▸ **TASK INSTRUCTIONS**:
Across the records that follow, how many lines contain the string "arthrogram"? Answer with the number only.

▸ **TASK INPUTS**:
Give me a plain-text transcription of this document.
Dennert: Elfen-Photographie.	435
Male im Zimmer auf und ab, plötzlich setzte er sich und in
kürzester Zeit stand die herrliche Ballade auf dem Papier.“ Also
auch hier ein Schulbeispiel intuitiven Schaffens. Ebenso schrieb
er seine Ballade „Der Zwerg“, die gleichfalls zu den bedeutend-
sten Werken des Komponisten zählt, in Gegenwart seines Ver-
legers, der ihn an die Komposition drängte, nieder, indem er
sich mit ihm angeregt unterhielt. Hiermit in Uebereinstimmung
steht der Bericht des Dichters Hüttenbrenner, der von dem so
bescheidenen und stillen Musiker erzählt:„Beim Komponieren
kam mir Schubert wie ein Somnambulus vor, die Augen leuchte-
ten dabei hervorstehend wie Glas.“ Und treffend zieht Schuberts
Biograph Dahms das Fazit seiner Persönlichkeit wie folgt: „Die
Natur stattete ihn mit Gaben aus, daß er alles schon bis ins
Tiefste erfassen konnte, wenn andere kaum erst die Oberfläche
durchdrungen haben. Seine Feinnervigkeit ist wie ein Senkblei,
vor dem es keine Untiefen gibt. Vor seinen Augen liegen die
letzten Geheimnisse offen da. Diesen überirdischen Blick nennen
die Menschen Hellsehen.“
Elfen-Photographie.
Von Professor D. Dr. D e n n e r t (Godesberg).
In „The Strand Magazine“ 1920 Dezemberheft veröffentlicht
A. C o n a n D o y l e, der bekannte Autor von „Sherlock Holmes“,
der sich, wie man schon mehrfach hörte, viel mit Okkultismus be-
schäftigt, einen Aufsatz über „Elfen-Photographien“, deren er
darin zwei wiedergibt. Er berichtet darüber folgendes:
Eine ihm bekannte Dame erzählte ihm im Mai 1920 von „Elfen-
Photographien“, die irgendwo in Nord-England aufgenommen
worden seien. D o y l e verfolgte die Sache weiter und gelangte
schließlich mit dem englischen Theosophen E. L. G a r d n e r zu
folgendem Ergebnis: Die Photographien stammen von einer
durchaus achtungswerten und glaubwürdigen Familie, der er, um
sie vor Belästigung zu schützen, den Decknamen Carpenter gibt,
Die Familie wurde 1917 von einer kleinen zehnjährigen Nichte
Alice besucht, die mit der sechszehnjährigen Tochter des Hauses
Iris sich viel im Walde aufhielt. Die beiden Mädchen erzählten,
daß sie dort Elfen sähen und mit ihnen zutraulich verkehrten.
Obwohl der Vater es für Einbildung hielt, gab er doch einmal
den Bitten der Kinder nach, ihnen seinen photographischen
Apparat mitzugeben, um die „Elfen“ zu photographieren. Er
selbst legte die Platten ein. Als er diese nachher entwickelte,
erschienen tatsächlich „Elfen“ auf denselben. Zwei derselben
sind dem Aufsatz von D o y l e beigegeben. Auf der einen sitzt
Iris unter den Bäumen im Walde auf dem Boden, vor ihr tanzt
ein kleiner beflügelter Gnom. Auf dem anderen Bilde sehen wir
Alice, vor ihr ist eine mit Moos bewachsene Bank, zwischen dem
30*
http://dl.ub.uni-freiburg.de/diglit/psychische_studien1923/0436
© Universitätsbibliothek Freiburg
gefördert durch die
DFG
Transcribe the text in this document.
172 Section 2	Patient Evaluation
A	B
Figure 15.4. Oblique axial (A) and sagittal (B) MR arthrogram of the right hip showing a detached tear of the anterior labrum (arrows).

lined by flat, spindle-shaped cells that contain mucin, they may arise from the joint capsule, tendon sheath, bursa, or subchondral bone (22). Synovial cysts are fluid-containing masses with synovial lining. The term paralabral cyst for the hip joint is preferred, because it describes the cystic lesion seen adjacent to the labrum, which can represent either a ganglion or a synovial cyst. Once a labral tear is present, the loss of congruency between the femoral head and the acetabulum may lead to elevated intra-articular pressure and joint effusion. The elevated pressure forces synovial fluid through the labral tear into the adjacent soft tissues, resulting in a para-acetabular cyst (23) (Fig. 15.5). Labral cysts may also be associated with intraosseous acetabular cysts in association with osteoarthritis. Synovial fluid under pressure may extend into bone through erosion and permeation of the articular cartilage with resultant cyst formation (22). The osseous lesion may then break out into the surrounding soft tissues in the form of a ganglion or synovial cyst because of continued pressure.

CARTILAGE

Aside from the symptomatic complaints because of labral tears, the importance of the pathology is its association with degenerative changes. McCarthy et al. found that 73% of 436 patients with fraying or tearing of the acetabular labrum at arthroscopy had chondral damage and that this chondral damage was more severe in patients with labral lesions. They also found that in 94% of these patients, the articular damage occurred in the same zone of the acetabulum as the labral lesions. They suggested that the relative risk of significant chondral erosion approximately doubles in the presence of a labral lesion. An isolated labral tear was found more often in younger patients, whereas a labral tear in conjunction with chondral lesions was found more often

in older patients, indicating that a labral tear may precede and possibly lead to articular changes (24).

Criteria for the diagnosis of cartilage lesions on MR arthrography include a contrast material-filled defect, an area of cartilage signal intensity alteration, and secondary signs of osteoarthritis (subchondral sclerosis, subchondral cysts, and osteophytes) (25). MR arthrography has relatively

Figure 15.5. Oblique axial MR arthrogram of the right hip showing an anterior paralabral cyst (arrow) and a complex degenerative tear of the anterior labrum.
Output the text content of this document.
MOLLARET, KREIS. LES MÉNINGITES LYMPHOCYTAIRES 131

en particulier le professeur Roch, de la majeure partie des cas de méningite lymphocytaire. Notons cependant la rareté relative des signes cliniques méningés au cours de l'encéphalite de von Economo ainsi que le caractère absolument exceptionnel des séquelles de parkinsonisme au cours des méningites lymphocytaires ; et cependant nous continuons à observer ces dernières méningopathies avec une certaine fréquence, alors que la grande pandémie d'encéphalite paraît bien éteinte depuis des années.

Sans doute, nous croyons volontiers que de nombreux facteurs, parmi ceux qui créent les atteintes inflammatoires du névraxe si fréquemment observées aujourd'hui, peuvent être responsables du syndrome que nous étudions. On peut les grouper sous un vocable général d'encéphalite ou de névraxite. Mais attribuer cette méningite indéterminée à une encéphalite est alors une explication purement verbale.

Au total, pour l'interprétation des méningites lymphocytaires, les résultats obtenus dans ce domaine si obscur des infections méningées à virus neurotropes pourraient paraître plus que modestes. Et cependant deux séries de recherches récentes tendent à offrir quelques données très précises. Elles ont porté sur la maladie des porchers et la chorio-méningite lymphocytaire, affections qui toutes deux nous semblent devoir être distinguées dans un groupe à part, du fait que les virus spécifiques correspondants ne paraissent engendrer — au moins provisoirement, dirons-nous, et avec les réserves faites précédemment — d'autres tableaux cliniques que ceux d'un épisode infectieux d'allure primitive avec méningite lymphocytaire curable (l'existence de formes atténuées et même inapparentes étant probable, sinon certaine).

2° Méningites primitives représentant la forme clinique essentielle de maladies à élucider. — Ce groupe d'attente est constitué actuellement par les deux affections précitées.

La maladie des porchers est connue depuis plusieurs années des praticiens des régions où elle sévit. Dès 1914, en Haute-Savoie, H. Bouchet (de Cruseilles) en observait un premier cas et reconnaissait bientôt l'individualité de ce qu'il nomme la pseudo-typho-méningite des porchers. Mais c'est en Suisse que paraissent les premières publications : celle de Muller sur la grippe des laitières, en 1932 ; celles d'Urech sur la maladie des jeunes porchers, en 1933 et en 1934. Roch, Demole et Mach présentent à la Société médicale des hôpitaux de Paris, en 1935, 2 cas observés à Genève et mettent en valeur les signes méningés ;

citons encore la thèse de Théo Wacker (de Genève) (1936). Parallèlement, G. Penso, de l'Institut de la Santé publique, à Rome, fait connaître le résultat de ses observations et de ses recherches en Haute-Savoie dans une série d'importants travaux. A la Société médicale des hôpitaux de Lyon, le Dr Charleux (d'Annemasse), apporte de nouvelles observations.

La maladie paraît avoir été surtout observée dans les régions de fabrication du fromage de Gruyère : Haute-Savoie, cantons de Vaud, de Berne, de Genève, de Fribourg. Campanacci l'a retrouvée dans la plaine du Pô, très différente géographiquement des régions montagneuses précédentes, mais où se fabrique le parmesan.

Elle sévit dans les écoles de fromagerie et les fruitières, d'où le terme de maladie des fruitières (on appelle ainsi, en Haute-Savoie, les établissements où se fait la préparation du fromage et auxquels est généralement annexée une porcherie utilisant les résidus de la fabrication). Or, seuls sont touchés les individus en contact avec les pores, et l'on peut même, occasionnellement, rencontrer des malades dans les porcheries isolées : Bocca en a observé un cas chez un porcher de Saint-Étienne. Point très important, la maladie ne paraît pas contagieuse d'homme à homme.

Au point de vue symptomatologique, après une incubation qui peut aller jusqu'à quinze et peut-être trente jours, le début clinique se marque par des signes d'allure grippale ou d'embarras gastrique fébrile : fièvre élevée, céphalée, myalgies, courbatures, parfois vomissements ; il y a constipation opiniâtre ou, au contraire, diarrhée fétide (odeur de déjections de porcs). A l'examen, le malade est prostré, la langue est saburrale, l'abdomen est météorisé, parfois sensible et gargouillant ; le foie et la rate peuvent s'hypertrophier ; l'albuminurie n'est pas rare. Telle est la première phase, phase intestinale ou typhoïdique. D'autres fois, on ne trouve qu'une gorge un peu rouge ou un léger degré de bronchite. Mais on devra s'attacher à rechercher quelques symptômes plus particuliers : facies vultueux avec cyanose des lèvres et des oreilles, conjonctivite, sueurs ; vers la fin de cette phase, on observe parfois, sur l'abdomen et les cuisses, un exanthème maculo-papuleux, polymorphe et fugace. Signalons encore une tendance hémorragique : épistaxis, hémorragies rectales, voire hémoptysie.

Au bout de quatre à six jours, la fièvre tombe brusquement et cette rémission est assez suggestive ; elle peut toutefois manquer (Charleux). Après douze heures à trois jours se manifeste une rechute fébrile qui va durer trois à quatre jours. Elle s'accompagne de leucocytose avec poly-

▸ **ANSWER TO THE EXERCISE**:
2